Requirements: Extract the complete listing and output it unchanged.

===

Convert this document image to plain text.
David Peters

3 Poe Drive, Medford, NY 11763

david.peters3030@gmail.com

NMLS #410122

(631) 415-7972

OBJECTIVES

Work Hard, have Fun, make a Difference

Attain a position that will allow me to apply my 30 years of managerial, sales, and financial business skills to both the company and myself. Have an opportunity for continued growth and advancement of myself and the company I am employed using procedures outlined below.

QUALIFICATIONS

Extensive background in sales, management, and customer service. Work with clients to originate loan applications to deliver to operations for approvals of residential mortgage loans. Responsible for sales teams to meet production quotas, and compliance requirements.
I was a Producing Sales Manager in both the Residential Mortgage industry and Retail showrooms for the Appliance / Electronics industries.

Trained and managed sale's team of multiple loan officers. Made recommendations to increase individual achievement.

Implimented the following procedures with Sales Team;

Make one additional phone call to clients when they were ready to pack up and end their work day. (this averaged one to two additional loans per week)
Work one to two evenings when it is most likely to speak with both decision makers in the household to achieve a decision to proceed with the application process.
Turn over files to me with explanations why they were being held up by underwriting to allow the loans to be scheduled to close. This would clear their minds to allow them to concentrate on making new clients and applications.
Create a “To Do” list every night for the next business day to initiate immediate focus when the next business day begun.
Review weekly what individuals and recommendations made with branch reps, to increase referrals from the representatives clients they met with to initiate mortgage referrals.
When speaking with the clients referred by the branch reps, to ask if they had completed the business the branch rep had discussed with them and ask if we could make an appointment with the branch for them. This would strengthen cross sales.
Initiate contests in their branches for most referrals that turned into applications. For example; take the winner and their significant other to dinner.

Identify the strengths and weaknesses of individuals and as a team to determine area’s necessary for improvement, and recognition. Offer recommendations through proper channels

===

Written reply:
Convert this document image to plain text.
David Peters

3 Poe Drive, Medford, NY 11763

david.peters3030@gmail.com

NMLS #410122

(631) 415-7972

OBJECTIVES

Work Hard, have Fun, make a Difference

Attain a position that will allow me to apply my 30 years of managerial, sales, and financial business skills to both the company and myself. Have an opportunity for continued growth and advancement of myself and the company I am employed using procedures outlined below.

QUALIFICATIONS

Extensive background in sales, management, and customer service. Work with clients to originate loan applications to deliver to operations for approvals of residential mortgage loans. Responsible for sales teams to meet production quotas, and compliance requirements.
I was a Producing Sales Manager in both the Residential Mortgage industry and Retail showrooms for the Appliance / Electronics industries.

Trained and managed sale's team of multiple loan officers. Made recommendations to increase individual achievement.

Implimented the following procedures with Sales Team;

Make one additional phone call to clients when they were ready to pack up and end their work day. (this averaged one to two additional loans per week)
Work one to two evenings when it is most likely to speak with both decision makers in the household to achieve a decision to proceed with the application process.
Turn over files to me with explanations why they were being held up by underwriting to allow the loans to be scheduled to close. This would clear their minds to allow them to concentrate on making new clients and applications.
Create a “To Do” list every night for the next business day to initiate immediate focus when the next business day begun.
Review weekly what individuals and recommendations made with branch reps, to increase referrals from the representatives clients they met with to initiate mortgage referrals.
When speaking with the clients referred by the branch reps, to ask if they had completed the business the branch rep had discussed with them and ask if we could make an appointment with the branch for them. This would strengthen cross sales.
Initiate contests in their branches for most referrals that turned into applications. For example; take the winner and their significant other to dinner.

Identify the strengths and weaknesses of individuals and as a team to determine area’s necessary for improvement, and recognition. Offer recommendations through proper channels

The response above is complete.